Reproduce each line exactly. Skip none.

====== Records provided

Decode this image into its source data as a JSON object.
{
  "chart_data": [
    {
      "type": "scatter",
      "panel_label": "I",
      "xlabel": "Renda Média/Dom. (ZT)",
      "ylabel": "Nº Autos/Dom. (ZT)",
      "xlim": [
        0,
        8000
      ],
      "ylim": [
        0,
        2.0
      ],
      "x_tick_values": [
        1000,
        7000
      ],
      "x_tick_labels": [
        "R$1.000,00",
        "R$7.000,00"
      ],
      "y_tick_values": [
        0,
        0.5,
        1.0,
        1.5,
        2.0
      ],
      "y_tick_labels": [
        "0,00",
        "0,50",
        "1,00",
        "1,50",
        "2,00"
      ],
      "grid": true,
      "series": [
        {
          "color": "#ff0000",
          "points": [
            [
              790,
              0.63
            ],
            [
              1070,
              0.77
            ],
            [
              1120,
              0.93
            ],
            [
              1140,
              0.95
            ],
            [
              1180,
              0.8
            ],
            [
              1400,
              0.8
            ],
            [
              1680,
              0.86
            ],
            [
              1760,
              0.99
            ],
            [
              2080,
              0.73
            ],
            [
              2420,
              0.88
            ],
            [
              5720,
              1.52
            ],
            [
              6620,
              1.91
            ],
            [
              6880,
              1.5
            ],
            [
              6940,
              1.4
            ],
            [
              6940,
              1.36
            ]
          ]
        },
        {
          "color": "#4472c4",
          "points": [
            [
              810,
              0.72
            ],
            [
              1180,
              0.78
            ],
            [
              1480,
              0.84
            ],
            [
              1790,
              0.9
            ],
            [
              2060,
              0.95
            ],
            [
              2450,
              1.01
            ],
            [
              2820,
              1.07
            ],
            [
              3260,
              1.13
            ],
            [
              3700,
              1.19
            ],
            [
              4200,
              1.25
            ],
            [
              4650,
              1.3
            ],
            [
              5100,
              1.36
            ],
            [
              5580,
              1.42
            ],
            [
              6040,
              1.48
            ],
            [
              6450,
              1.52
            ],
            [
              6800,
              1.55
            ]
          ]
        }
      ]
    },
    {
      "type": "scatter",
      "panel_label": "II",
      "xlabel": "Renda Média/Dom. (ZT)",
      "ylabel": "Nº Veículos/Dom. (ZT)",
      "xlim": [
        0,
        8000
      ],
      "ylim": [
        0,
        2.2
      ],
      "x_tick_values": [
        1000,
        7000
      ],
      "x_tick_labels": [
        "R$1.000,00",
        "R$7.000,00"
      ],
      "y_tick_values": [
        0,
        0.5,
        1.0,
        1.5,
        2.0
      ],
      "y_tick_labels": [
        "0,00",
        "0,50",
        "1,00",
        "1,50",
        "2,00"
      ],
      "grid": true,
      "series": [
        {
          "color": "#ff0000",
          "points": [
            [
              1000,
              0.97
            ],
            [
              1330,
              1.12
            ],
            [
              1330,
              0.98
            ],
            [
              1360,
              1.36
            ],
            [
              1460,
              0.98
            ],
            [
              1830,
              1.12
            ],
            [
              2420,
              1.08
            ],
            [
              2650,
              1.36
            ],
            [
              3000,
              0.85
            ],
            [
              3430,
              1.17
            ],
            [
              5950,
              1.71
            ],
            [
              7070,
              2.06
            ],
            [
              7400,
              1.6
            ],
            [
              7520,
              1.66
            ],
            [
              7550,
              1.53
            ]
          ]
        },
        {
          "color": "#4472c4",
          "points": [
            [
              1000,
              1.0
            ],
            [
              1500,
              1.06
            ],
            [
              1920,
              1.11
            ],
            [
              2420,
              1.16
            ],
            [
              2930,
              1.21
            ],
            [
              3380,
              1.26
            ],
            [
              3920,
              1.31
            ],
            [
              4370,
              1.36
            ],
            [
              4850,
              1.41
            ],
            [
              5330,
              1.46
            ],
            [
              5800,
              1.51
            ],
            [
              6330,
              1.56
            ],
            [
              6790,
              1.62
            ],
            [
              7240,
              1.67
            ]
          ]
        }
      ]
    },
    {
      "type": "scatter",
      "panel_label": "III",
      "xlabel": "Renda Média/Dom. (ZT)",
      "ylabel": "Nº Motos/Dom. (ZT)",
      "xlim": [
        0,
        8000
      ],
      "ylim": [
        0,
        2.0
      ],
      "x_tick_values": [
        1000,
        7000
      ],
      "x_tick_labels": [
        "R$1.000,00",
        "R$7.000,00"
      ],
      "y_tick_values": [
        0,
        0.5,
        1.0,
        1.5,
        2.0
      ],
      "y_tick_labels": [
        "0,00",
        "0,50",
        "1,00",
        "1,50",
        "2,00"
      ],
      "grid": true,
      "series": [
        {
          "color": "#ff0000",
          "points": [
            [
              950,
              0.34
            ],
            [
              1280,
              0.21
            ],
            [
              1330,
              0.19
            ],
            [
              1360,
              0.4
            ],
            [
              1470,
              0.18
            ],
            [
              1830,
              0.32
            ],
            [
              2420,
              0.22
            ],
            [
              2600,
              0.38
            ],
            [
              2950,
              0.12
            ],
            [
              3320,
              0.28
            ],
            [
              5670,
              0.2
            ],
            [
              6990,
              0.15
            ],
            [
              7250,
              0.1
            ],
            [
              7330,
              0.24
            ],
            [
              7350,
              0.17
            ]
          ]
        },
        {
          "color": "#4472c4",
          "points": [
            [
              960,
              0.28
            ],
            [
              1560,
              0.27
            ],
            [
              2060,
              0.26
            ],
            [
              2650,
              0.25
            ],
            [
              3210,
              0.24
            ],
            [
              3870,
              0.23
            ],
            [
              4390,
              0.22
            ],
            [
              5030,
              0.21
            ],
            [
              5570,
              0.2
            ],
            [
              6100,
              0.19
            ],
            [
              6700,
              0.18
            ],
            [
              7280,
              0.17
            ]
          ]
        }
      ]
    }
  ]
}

============

(Written reply)
Decode this image into its source data as a JSON object.
{
  "chart_data": [
    {
      "type": "scatter",
      "panel_label": "I",
      "xlabel": "Renda Média/Dom. (ZT)",
      "ylabel": "Nº Autos/Dom. (ZT)",
      "xlim": [
        0,
        8000
      ],
      "ylim": [
        0,
        2.0
      ],
      "x_tick_values": [
        1000,
        7000
      ],
      "x_tick_labels": [
        "R$1.000,00",
        "R$7.000,00"
      ],
      "y_tick_values": [
        0,
        0.5,
        1.0,
        1.5,
        2.0
      ],
      "y_tick_labels": [
        "0,00",
        "0,50",
        "1,00",
        "1,50",
        "2,00"
      ],
      "grid": true,
      "series": [
        {
          "color": "#ff0000",
          "points": [
            [
              790,
              0.63
            ],
            [
              1070,
              0.77
            ],
            [
              1120,
              0.93
            ],
            [
              1140,
              0.95
            ],
            [
              1180,
              0.8
            ],
            [
              1400,
              0.8
            ],
            [
              1680,
              0.86
            ],
            [
              1760,
              0.99
            ],
            [
              2080,
              0.73
            ],
            [
              2420,
              0.88
            ],
            [
              5720,
              1.52
            ],
            [
              6620,
              1.91
            ],
            [
              6880,
              1.5
            ],
            [
              6940,
              1.4
            ],
            [
              6940,
              1.36
            ]
          ]
        },
        {
          "color": "#4472c4",
          "points": [
            [
              810,
              0.72
            ],
            [
              1180,
              0.78
            ],
            [
              1480,
              0.84
            ],
            [
              1790,
              0.9
            ],
            [
              2060,
              0.95
            ],
            [
              2450,
              1.01
            ],
            [
              2820,
              1.07
            ],
            [
              3260,
              1.13
            ],
            [
              3700,
              1.19
            ],
            [
              4200,
              1.25
            ],
            [
              4650,
              1.3
            ],
            [
              5100,
              1.36
            ],
            [
              5580,
              1.42
            ],
            [
              6040,
              1.48
            ],
            [
              6450,
              1.52
            ],
            [
              6800,
              1.55
            ]
          ]
        }
      ]
    },
    {
      "type": "scatter",
      "panel_label": "II",
      "xlabel": "Renda Média/Dom. (ZT)",
      "ylabel": "Nº Veículos/Dom. (ZT)",
      "xlim": [
        0,
        8000
      ],
      "ylim": [
        0,
        2.2
      ],
      "x_tick_values": [
        1000,
        7000
      ],
      "x_tick_labels": [
        "R$1.000,00",
        "R$7.000,00"
      ],
      "y_tick_values": [
        0,
        0.5,
        1.0,
        1.5,
        2.0
      ],
      "y_tick_labels": [
        "0,00",
        "0,50",
        "1,00",
        "1,50",
        "2,00"
      ],
      "grid": true,
      "series": [
        {
          "color": "#ff0000",
          "points": [
            [
              1000,
              0.97
            ],
            [
              1330,
              1.12
            ],
            [
              1330,
              0.98
            ],
            [
              1360,
              1.36
            ],
            [
              1460,
              0.98
            ],
            [
              1830,
              1.12
            ],
            [
              2420,
              1.08
            ],
            [
              2650,
              1.36
            ],
            [
              3000,
              0.85
            ],
            [
              3430,
              1.17
            ],
            [
              5950,
              1.71
            ],
            [
              7070,
              2.06
            ],
            [
              7400,
              1.6
            ],
            [
              7520,
              1.66
            ],
            [
              7550,
              1.53
            ]
          ]
        },
        {
          "color": "#4472c4",
          "points": [
            [
              1000,
              1.0
            ],
            [
              1500,
              1.06
            ],
            [
              1920,
              1.11
            ],
            [
              2420,
              1.16
            ],
            [
              2930,
              1.21
            ],
            [
              3380,
              1.26
            ],
            [
              3920,
              1.31
            ],
            [
              4370,
              1.36
            ],
            [
              4850,
              1.41
            ],
            [
              5330,
              1.46
            ],
            [
              5800,
              1.51
            ],
            [
              6330,
              1.56
            ],
            [
              6790,
              1.62
            ],
            [
              7240,
              1.67
            ]
          ]
        }
      ]
    },
    {
      "type": "scatter",
      "panel_label": "III",
      "xlabel": "Renda Média/Dom. (ZT)",
      "ylabel": "Nº Motos/Dom. (ZT)",
      "xlim": [
        0,
        8000
      ],
      "ylim": [
        0,
        2.0
      ],
      "x_tick_values": [
        1000,
        7000
      ],
      "x_tick_labels": [
        "R$1.000,00",
        "R$7.000,00"
      ],
      "y_tick_values": [
        0,
        0.5,
        1.0,
        1.5,
        2.0
      ],
      "y_tick_labels": [
        "0,00",
        "0,50",
        "1,00",
        "1,50",
        "2,00"
      ],
      "grid": true,
      "series": [
        {
          "color": "#ff0000",
          "points": [
            [
              950,
              0.34
            ],
            [
              1280,
              0.21
            ],
            [
              1330,
              0.19
            ],
            [
              1360,
              0.4
            ],
            [
              1470,
              0.18
            ],
            [
              1830,
              0.32
            ],
            [
              2420,
              0.22
            ],
            [
              2600,
              0.38
            ],
            [
              2950,
              0.12
            ],
            [
              3320,
              0.28
            ],
            [
              5670,
              0.2
            ],
            [
              6990,
              0.15
            ],
            [
              7250,
              0.1
            ],
            [
              7330,
              0.24
            ],
            [
              7350,
              0.17
            ]
          ]
        },
        {
          "color": "#4472c4",
          "points": [
            [
              960,
              0.28
            ],
            [
              1560,
              0.27
            ],
            [
              2060,
              0.26
            ],
            [
              2650,
              0.25
            ],
            [
              3210,
              0.24
            ],
            [
              3870,
              0.23
            ],
            [
              4390,
              0.22
            ],
            [
              5030,
              0.21
            ],
            [
              5570,
              0.2
            ],
            [
              6100,
              0.19
            ],
            [
              6700,
              0.18
            ],
            [
              7280,
              0.17
            ]
          ]
        }
      ]
    }
  ]
}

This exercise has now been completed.